■ Aim of the exercise
Output all lines exactly.

------------------------------------------------------------------------

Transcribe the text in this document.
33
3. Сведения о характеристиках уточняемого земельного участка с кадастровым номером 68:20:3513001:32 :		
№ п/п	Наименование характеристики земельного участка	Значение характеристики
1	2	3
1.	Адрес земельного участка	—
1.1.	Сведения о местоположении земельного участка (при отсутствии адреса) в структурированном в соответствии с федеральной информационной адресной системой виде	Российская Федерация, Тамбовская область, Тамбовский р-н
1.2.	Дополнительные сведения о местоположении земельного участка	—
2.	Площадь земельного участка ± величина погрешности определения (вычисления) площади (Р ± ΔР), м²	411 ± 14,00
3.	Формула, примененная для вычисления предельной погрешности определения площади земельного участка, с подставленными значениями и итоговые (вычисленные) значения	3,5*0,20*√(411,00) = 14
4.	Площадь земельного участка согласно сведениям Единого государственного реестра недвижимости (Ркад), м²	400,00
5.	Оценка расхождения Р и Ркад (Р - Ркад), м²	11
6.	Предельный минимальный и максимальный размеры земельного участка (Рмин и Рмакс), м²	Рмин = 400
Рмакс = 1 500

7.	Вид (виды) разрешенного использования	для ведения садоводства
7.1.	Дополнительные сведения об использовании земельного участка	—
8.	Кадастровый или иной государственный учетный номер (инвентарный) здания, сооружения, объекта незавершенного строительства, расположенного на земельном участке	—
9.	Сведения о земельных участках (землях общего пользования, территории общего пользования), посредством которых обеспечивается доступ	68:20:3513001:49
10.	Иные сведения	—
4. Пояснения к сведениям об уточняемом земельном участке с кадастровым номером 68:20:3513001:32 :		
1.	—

------------------------------------------------------------------------

■ Correct result
Transcribe the text in this document.
33
3. Сведения о характеристиках уточняемого земельного участка с кадастровым номером 68:20:3513001:32 :		
№ п/п	Наименование характеристики земельного участка	Значение характеристики
1	2	3
1.	Адрес земельного участка	—
1.1.	Сведения о местоположении земельного участка (при отсутствии адреса) в структурированном в соответствии с федеральной информационной адресной системой виде	Российская Федерация, Тамбовская область, Тамбовский р-н
1.2.	Дополнительные сведения о местоположении земельного участка	—
2.	Площадь земельного участка ± величина погрешности определения (вычисления) площади (Р ± ΔР), м²	411 ± 14,00
3.	Формула, примененная для вычисления предельной погрешности определения площади земельного участка, с подставленными значениями и итоговые (вычисленные) значения	3,5*0,20*√(411,00) = 14
4.	Площадь земельного участка согласно сведениям Единого государственного реестра недвижимости (Ркад), м²	400,00
5.	Оценка расхождения Р и Ркад (Р - Ркад), м²	11
6.	Предельный минимальный и максимальный размеры земельного участка (Рмин и Рмакс), м²	Рмин = 400
Рмакс = 1 500

7.	Вид (виды) разрешенного использования	для ведения садоводства
7.1.	Дополнительные сведения об использовании земельного участка	—
8.	Кадастровый или иной государственный учетный номер (инвентарный) здания, сооружения, объекта незавершенного строительства, расположенного на земельном участке	—
9.	Сведения о земельных участках (землях общего пользования, территории общего пользования), посредством которых обеспечивается доступ	68:20:3513001:49
10.	Иные сведения	—
4. Пояснения к сведениям об уточняемом земельном участке с кадастровым номером 68:20:3513001:32 :		
1.	—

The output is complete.